▸ ACTIVITY:
Look through the lines below and copy each one that includes "this".

▸ DATA PROVIDED:
::::

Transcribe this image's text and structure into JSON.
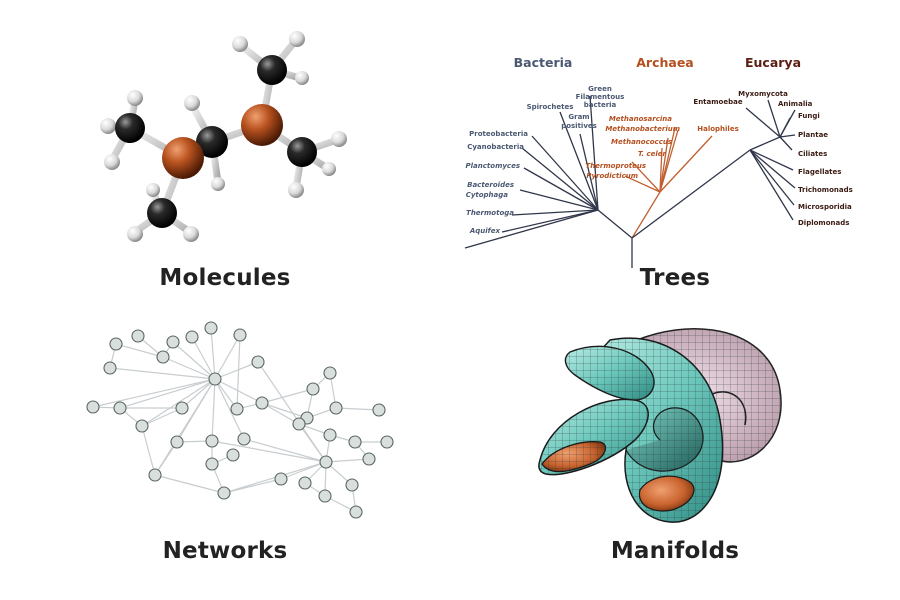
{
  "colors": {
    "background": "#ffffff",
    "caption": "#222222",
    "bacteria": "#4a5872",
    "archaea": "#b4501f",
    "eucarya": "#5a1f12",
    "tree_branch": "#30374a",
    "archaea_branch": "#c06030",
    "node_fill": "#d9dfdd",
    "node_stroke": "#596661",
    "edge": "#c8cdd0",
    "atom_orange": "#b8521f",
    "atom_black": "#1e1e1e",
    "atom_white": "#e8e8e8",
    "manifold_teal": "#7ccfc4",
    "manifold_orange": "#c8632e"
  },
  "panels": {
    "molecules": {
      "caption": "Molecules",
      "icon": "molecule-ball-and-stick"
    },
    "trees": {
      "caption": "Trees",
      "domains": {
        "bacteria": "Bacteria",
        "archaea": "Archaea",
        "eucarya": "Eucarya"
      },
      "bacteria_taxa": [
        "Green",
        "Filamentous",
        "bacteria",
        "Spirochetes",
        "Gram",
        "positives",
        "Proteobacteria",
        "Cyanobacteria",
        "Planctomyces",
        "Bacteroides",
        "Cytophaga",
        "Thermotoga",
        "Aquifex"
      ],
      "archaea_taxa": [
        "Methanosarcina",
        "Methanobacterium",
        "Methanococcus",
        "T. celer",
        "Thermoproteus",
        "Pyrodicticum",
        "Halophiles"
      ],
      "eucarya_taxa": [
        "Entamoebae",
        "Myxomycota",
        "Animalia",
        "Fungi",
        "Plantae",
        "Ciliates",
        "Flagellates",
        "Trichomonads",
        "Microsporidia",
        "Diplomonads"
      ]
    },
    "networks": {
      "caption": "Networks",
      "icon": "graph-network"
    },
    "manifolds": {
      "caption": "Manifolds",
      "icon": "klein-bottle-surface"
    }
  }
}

::::

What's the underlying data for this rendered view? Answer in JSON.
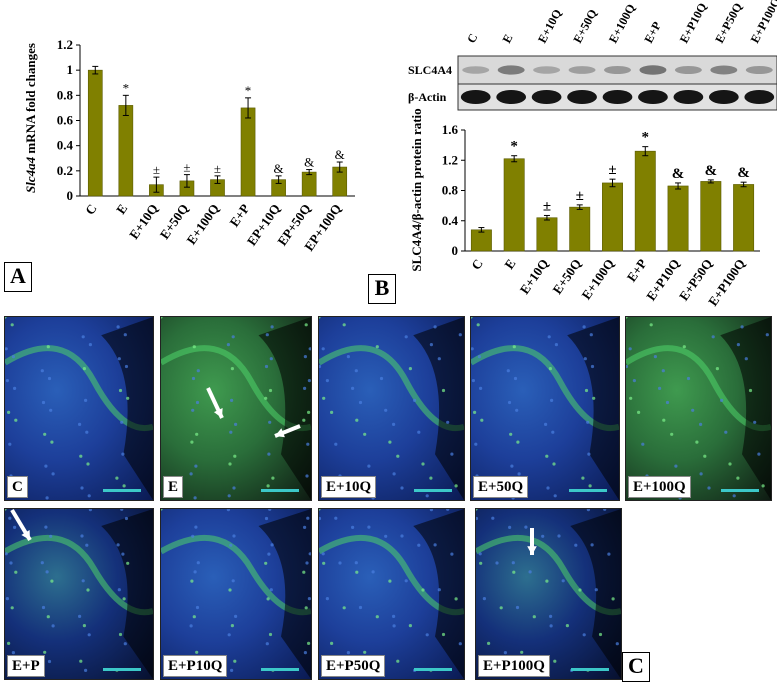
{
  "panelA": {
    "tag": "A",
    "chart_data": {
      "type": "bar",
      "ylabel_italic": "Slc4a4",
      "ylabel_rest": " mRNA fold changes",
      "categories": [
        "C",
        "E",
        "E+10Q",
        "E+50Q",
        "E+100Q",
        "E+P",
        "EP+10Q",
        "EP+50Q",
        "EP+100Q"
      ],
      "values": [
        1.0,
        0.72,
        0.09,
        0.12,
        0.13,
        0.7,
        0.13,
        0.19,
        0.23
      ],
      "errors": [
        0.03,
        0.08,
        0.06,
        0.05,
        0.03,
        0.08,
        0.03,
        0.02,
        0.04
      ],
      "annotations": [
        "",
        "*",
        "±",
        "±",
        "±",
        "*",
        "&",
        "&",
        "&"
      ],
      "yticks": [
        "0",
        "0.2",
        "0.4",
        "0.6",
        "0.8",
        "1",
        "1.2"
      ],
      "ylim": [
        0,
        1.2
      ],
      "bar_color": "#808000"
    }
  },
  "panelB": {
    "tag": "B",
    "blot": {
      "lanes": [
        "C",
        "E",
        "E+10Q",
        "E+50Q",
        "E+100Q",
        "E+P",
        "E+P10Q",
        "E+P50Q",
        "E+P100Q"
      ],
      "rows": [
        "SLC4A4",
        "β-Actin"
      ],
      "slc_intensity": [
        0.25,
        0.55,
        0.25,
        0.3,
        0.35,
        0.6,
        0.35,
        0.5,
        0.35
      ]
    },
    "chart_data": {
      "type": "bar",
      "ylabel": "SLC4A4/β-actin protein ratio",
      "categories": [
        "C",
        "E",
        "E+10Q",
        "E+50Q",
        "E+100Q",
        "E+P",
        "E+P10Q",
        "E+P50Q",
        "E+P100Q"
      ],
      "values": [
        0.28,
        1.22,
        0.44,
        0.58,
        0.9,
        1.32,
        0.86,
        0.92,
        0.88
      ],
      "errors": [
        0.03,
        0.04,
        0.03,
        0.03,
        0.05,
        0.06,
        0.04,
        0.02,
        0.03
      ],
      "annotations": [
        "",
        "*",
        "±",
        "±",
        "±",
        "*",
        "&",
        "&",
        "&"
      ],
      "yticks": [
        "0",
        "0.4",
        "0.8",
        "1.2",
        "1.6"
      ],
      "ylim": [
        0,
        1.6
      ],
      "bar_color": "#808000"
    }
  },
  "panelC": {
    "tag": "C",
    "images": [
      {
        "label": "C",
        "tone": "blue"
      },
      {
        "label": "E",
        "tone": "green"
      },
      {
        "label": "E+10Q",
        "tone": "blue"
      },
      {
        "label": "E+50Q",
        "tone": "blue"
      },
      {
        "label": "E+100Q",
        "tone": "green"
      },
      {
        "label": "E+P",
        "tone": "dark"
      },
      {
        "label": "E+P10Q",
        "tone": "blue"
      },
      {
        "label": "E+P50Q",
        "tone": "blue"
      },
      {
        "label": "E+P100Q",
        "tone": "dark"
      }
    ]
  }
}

::::

▸ ANSWER BELOW:
Transcribe this image's text and structure into JSON.
What's the underlying data for this rendered view? Answer in JSON.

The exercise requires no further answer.